**DESCRIPTION OF THE TASK**
Extract the text of each entry below exactly, leaving every image behind.

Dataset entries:
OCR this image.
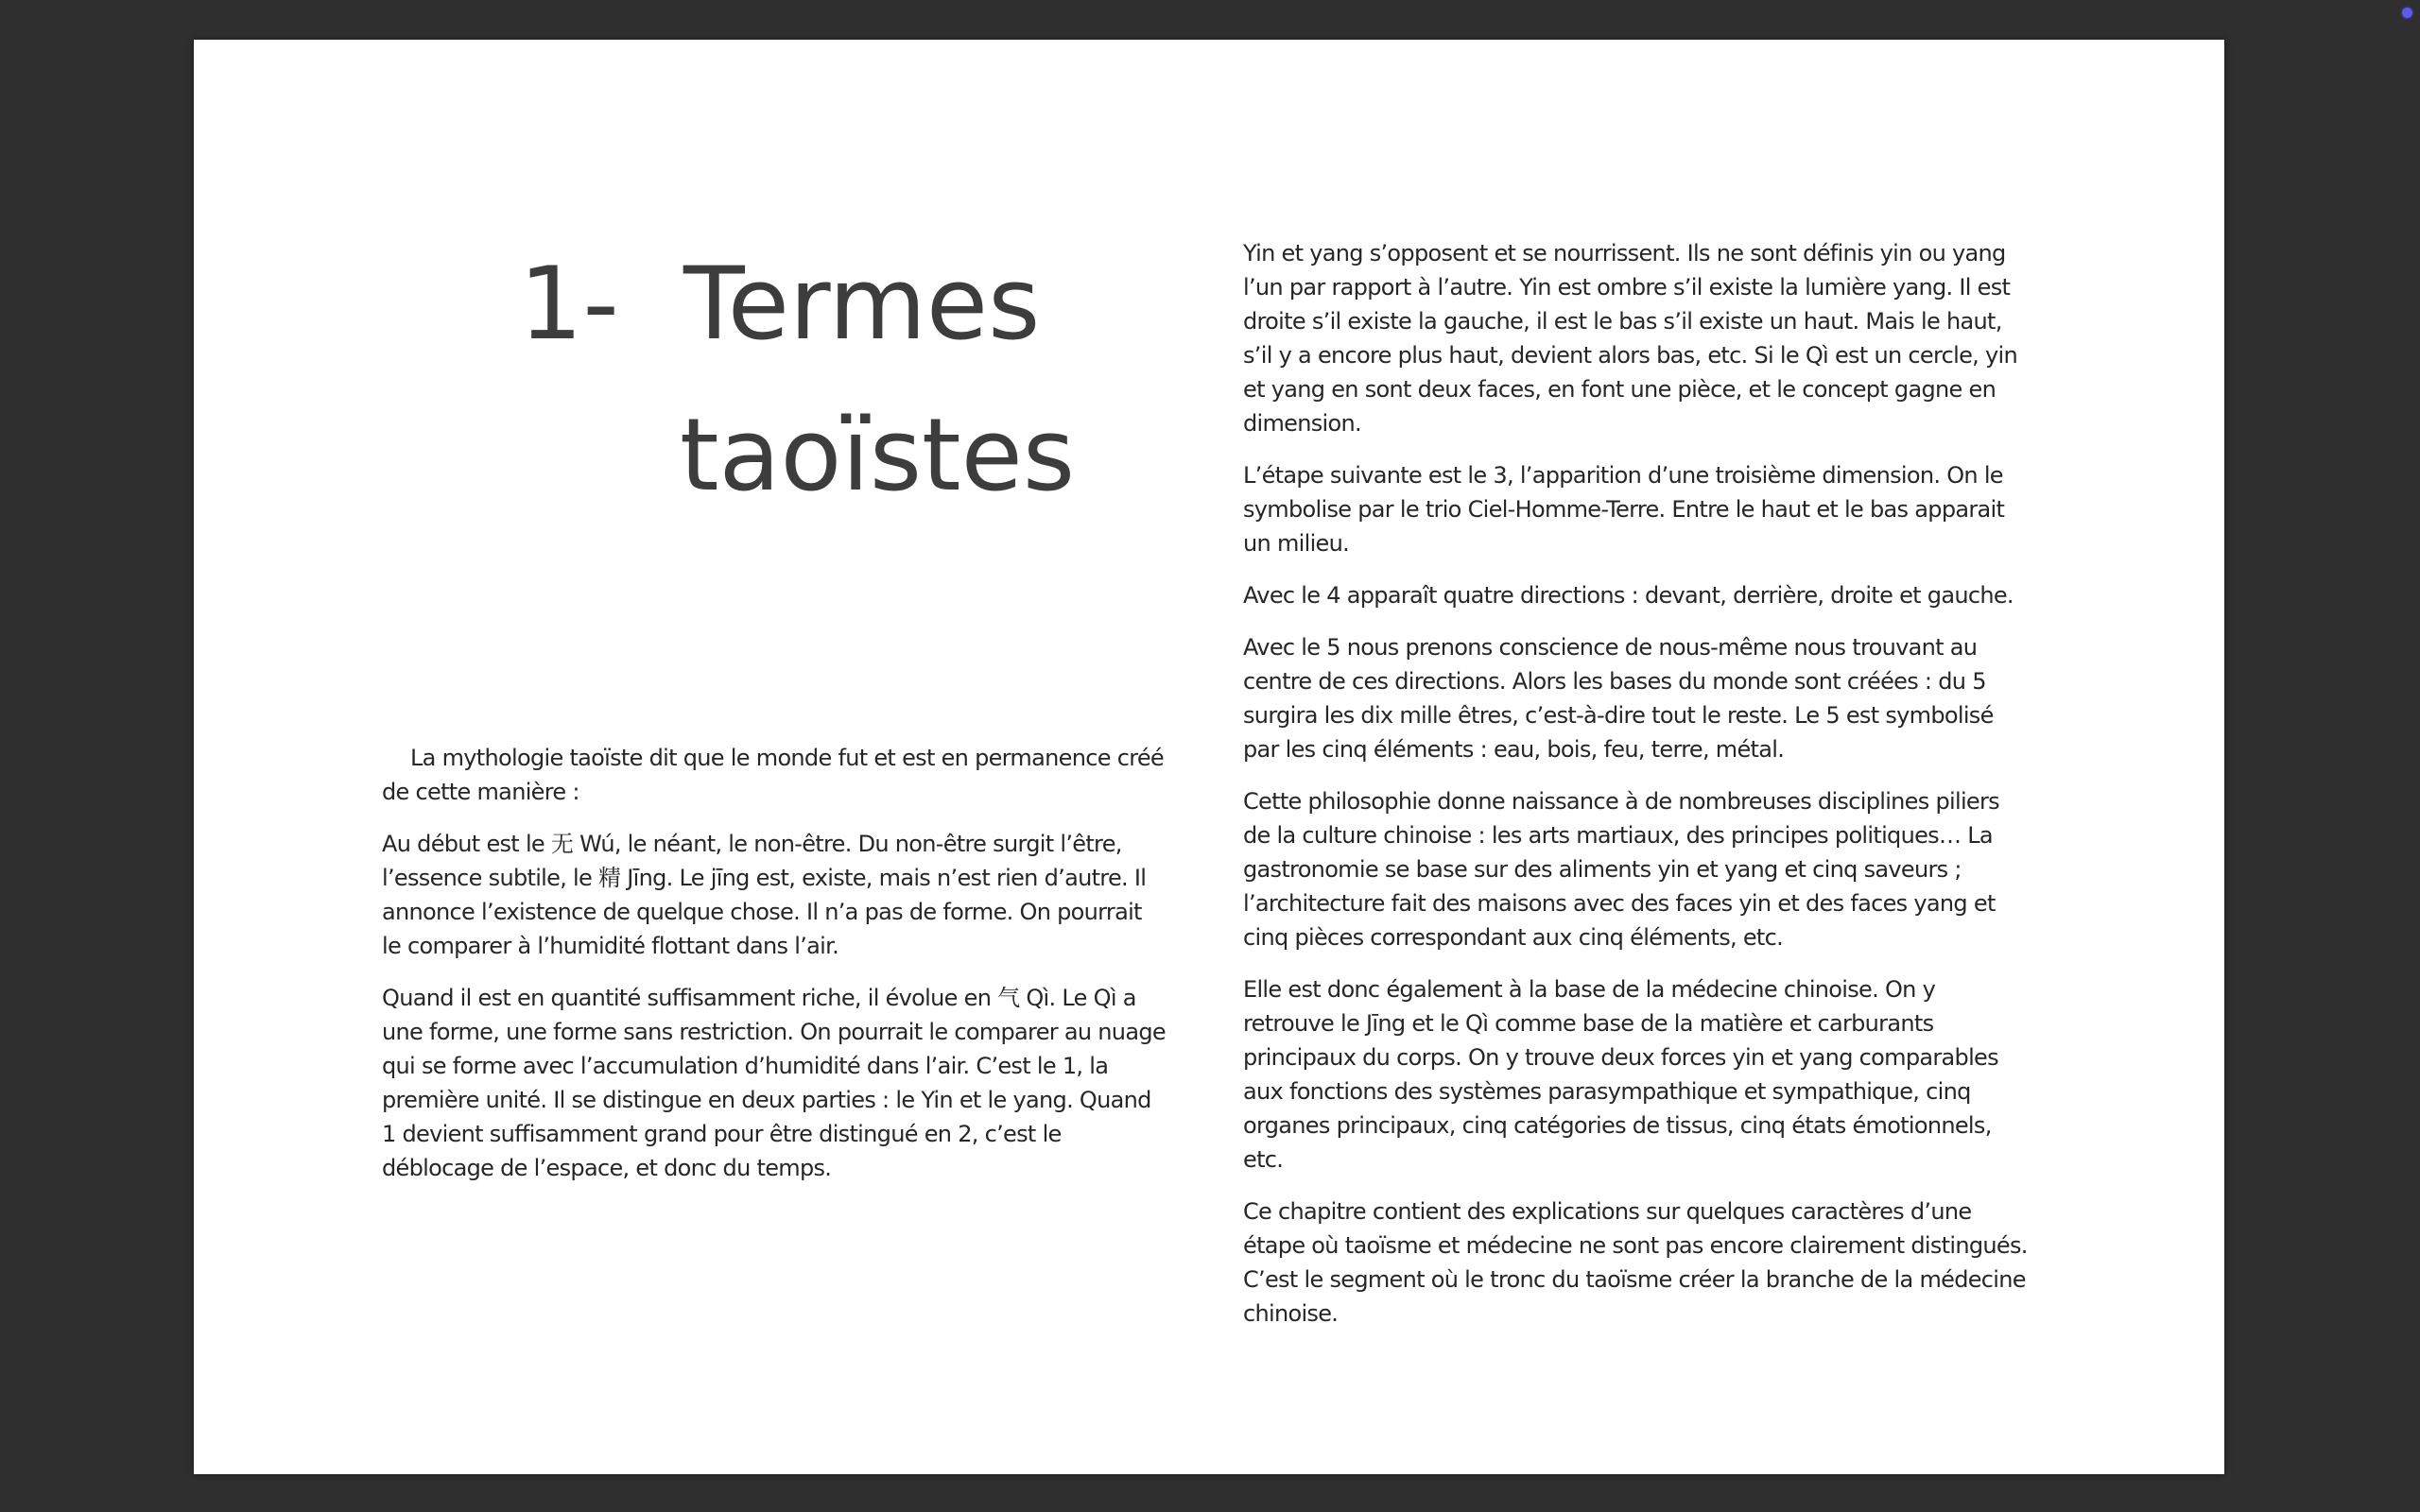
1- Termes
taoïstes

La mythologie taoïste dit que le monde fut et est en permanence créé de cette manière :

Au début est le 无 Wú, le néant, le non-être. Du non-être surgit l’être, l’essence subtile, le 精 Jīng. Le jīng est, existe, mais n’est rien d’autre. Il annonce l’existence de quelque chose. Il n’a pas de forme. On pourrait le comparer à l’humidité flottant dans l’air.

Quand il est en quantité suffisamment riche, il évolue en 气 Qì. Le Qì a une forme, une forme sans restriction. On pourrait le comparer au nuage qui se forme avec l’accumulation d’humidité dans l’air. C’est le 1, la première unité. Il se distingue en deux parties : le Yin et le yang. Quand 1 devient suffisamment grand pour être distingué en 2, c’est le déblocage de l’espace, et donc du temps.

Yin et yang s’opposent et se nourrissent. Ils ne sont définis yin ou yang l’un par rapport à l’autre. Yin est ombre s’il existe la lumière yang. Il est droite s’il existe la gauche, il est le bas s’il existe un haut. Mais le haut, s’il y a encore plus haut, devient alors bas, etc. Si le Qì est un cercle, yin et yang en sont deux faces, en font une pièce, et le concept gagne en dimension.

L’étape suivante est le 3, l’apparition d’une troisième dimension. On le symbolise par le trio Ciel-Homme-Terre. Entre le haut et le bas apparait un milieu.

Avec le 4 apparaît quatre directions : devant, derrière, droite et gauche.

Avec le 5 nous prenons conscience de nous-même nous trouvant au centre de ces directions. Alors les bases du monde sont créées : du 5 surgira les dix mille êtres, c’est-à-dire tout le reste. Le 5 est symbolisé par les cinq éléments : eau, bois, feu, terre, métal.

Cette philosophie donne naissance à de nombreuses disciplines piliers de la culture chinoise : les arts martiaux, des principes politiques… La gastronomie se base sur des aliments yin et yang et cinq saveurs ; l’architecture fait des maisons avec des faces yin et des faces yang et cinq pièces correspondant aux cinq éléments, etc.

Elle est donc également à la base de la médecine chinoise. On y retrouve le Jīng et le Qì comme base de la matière et carburants principaux du corps. On y trouve deux forces yin et yang comparables aux fonctions des systèmes parasympathique et sympathique, cinq organes principaux, cinq catégories de tissus, cinq états émotionnels, etc.

Ce chapitre contient des explications sur quelques caractères d’une étape où taoïsme et médecine ne sont pas encore clairement distingués. C’est le segment où le tronc du taoïsme créer la branche de la médecine chinoise.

**EXERCISE ANSWER**
OCR this image.
1- Termes
taoïstes

La mythologie taoïste dit que le monde fut et est en permanence créé de cette manière :

Au début est le 无 Wú, le néant, le non-être. Du non-être surgit l’être, l’essence subtile, le 精 Jīng. Le jīng est, existe, mais n’est rien d’autre. Il annonce l’existence de quelque chose. Il n’a pas de forme. On pourrait le comparer à l’humidité flottant dans l’air.

Quand il est en quantité suffisamment riche, il évolue en 气 Qì. Le Qì a une forme, une forme sans restriction. On pourrait le comparer au nuage qui se forme avec l’accumulation d’humidité dans l’air. C’est le 1, la première unité. Il se distingue en deux parties : le Yin et le yang. Quand 1 devient suffisamment grand pour être distingué en 2, c’est le déblocage de l’espace, et donc du temps.

Yin et yang s’opposent et se nourrissent. Ils ne sont définis yin ou yang l’un par rapport à l’autre. Yin est ombre s’il existe la lumière yang. Il est droite s’il existe la gauche, il est le bas s’il existe un haut. Mais le haut, s’il y a encore plus haut, devient alors bas, etc. Si le Qì est un cercle, yin et yang en sont deux faces, en font une pièce, et le concept gagne en dimension.

L’étape suivante est le 3, l’apparition d’une troisième dimension. On le symbolise par le trio Ciel-Homme-Terre. Entre le haut et le bas apparait un milieu.

Avec le 4 apparaît quatre directions : devant, derrière, droite et gauche.

Avec le 5 nous prenons conscience de nous-même nous trouvant au centre de ces directions. Alors les bases du monde sont créées : du 5 surgira les dix mille êtres, c’est-à-dire tout le reste. Le 5 est symbolisé par les cinq éléments : eau, bois, feu, terre, métal.

Cette philosophie donne naissance à de nombreuses disciplines piliers de la culture chinoise : les arts martiaux, des principes politiques… La gastronomie se base sur des aliments yin et yang et cinq saveurs ; l’architecture fait des maisons avec des faces yin et des faces yang et cinq pièces correspondant aux cinq éléments, etc.

Elle est donc également à la base de la médecine chinoise. On y retrouve le Jīng et le Qì comme base de la matière et carburants principaux du corps. On y trouve deux forces yin et yang comparables aux fonctions des systèmes parasympathique et sympathique, cinq organes principaux, cinq catégories de tissus, cinq états émotionnels, etc.

Ce chapitre contient des explications sur quelques caractères d’une étape où taoïsme et médecine ne sont pas encore clairement distingués. C’est le segment où le tronc du taoïsme créer la branche de la médecine chinoise.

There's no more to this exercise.